# Exercise details
Without the pictures, set down every line of the data exactly.

▬▬▬▬▬▬

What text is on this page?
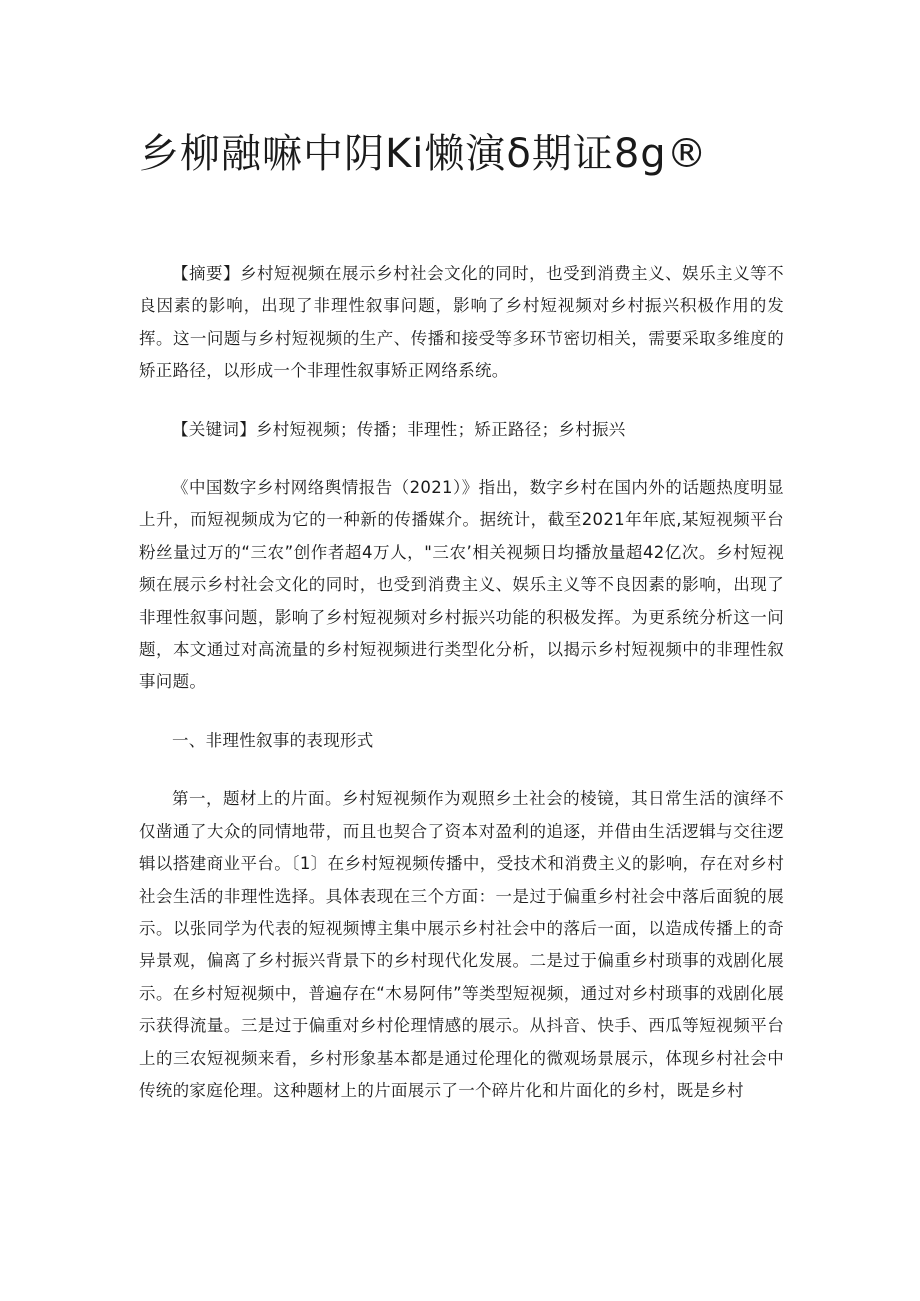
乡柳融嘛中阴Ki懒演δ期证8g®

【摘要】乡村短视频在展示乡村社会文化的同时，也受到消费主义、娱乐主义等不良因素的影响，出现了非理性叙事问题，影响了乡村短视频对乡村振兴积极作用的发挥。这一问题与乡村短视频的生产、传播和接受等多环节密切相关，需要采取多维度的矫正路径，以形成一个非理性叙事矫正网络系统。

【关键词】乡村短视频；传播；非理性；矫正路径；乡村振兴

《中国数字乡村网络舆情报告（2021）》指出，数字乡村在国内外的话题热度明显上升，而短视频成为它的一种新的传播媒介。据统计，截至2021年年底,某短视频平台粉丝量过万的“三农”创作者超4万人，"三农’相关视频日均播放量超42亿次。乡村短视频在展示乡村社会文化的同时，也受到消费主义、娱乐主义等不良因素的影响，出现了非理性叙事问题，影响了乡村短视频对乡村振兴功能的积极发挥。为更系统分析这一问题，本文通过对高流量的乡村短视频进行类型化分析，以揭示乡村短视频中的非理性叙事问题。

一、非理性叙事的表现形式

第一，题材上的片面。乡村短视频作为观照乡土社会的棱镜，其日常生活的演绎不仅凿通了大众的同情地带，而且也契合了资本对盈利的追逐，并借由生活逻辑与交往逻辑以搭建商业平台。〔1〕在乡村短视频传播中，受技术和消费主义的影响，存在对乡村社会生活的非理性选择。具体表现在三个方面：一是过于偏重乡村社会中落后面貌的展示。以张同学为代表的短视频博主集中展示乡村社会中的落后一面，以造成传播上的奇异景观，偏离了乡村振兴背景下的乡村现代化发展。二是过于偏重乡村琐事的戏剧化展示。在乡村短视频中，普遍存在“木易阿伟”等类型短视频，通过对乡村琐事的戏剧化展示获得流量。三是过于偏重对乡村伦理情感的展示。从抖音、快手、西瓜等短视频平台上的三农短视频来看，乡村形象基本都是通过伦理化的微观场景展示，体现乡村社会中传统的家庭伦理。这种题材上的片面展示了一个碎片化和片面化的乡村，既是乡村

▬▬▬▬▬▬

# Exercise result
What text is on this page?
乡柳融嘛中阴Ki懒演δ期证8g®

【摘要】乡村短视频在展示乡村社会文化的同时，也受到消费主义、娱乐主义等不良因素的影响，出现了非理性叙事问题，影响了乡村短视频对乡村振兴积极作用的发挥。这一问题与乡村短视频的生产、传播和接受等多环节密切相关，需要采取多维度的矫正路径，以形成一个非理性叙事矫正网络系统。

【关键词】乡村短视频；传播；非理性；矫正路径；乡村振兴

《中国数字乡村网络舆情报告（2021）》指出，数字乡村在国内外的话题热度明显上升，而短视频成为它的一种新的传播媒介。据统计，截至2021年年底,某短视频平台粉丝量过万的“三农”创作者超4万人，"三农’相关视频日均播放量超42亿次。乡村短视频在展示乡村社会文化的同时，也受到消费主义、娱乐主义等不良因素的影响，出现了非理性叙事问题，影响了乡村短视频对乡村振兴功能的积极发挥。为更系统分析这一问题，本文通过对高流量的乡村短视频进行类型化分析，以揭示乡村短视频中的非理性叙事问题。

一、非理性叙事的表现形式

第一，题材上的片面。乡村短视频作为观照乡土社会的棱镜，其日常生活的演绎不仅凿通了大众的同情地带，而且也契合了资本对盈利的追逐，并借由生活逻辑与交往逻辑以搭建商业平台。〔1〕在乡村短视频传播中，受技术和消费主义的影响，存在对乡村社会生活的非理性选择。具体表现在三个方面：一是过于偏重乡村社会中落后面貌的展示。以张同学为代表的短视频博主集中展示乡村社会中的落后一面，以造成传播上的奇异景观，偏离了乡村振兴背景下的乡村现代化发展。二是过于偏重乡村琐事的戏剧化展示。在乡村短视频中，普遍存在“木易阿伟”等类型短视频，通过对乡村琐事的戏剧化展示获得流量。三是过于偏重对乡村伦理情感的展示。从抖音、快手、西瓜等短视频平台上的三农短视频来看，乡村形象基本都是通过伦理化的微观场景展示，体现乡村社会中传统的家庭伦理。这种题材上的片面展示了一个碎片化和片面化的乡村，既是乡村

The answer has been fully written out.